(Items from a data source)
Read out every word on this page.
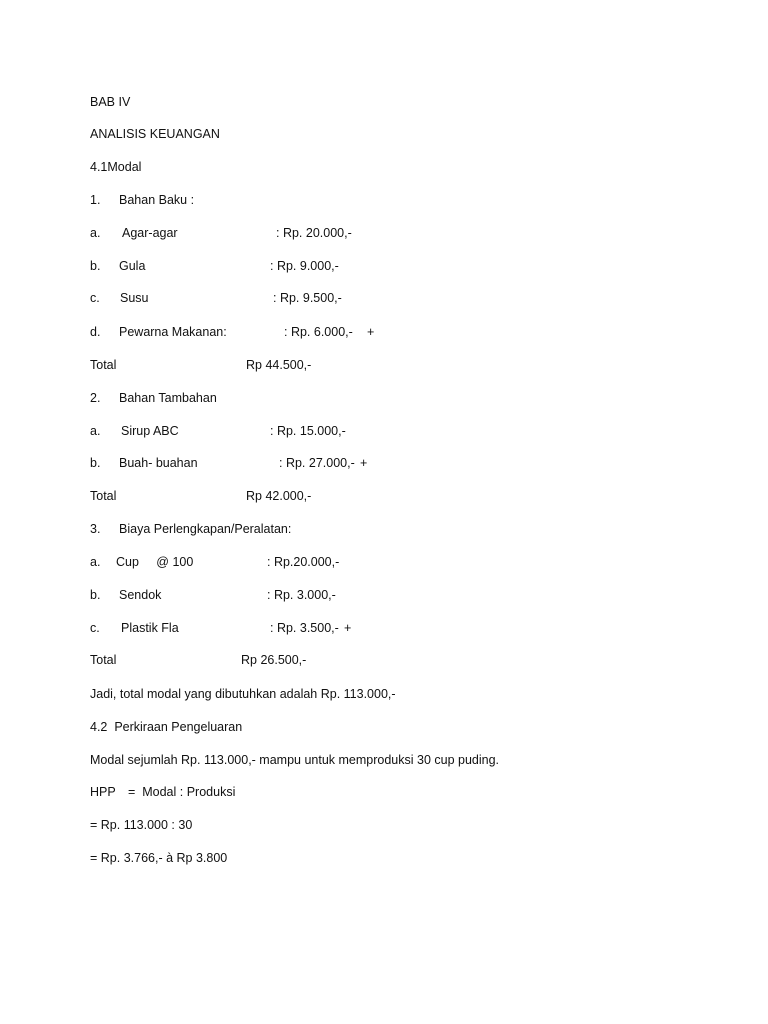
BAB IV
ANALISIS KEUANGAN
4.1Modal
1. Bahan Baku :
a. Agar-agar	: Rp. 20.000,-
b. Gula	: Rp. 9.000,-
c. Susu	: Rp. 9.500,-
d. Pewarna Makanan:	: Rp. 6.000,- +
Total	Rp 44.500,-
2. Bahan Tambahan
a. Sirup ABC	: Rp. 15.000,-
b. Buah- buahan	: Rp. 27.000,- +
Total	Rp 42.000,-
3. Biaya Perlengkapan/Peralatan:
a. Cup     @ 100	: Rp.20.000,-
b. Sendok	: Rp. 3.000,-
c. Plastik Fla	: Rp. 3.500,- +
Total	Rp 26.500,-
Jadi, total modal yang dibutuhkan adalah Rp. 113.000,-
4.2  Perkiraan Pengeluaran
Modal sejumlah Rp. 113.000,- mampu untuk memproduksi 30 cup puding.
HPP =  Modal : Produksi
= Rp. 113.000 : 30
= Rp. 3.766,- à Rp 3.800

Written exercise: Output all of the entries verbatim, leaving out any images.

Final answer:
Read out every word on this page.
BAB IV
ANALISIS KEUANGAN
4.1Modal
1. Bahan Baku :
a. Agar-agar	: Rp. 20.000,-
b. Gula	: Rp. 9.000,-
c. Susu	: Rp. 9.500,-
d. Pewarna Makanan:	: Rp. 6.000,- +
Total	Rp 44.500,-
2. Bahan Tambahan
a. Sirup ABC	: Rp. 15.000,-
b. Buah- buahan	: Rp. 27.000,- +
Total	Rp 42.000,-
3. Biaya Perlengkapan/Peralatan:
a. Cup     @ 100	: Rp.20.000,-
b. Sendok	: Rp. 3.000,-
c. Plastik Fla	: Rp. 3.500,- +
Total	Rp 26.500,-
Jadi, total modal yang dibutuhkan adalah Rp. 113.000,-
4.2  Perkiraan Pengeluaran
Modal sejumlah Rp. 113.000,- mampu untuk memproduksi 30 cup puding.
HPP =  Modal : Produksi
= Rp. 113.000 : 30
= Rp. 3.766,- à Rp 3.800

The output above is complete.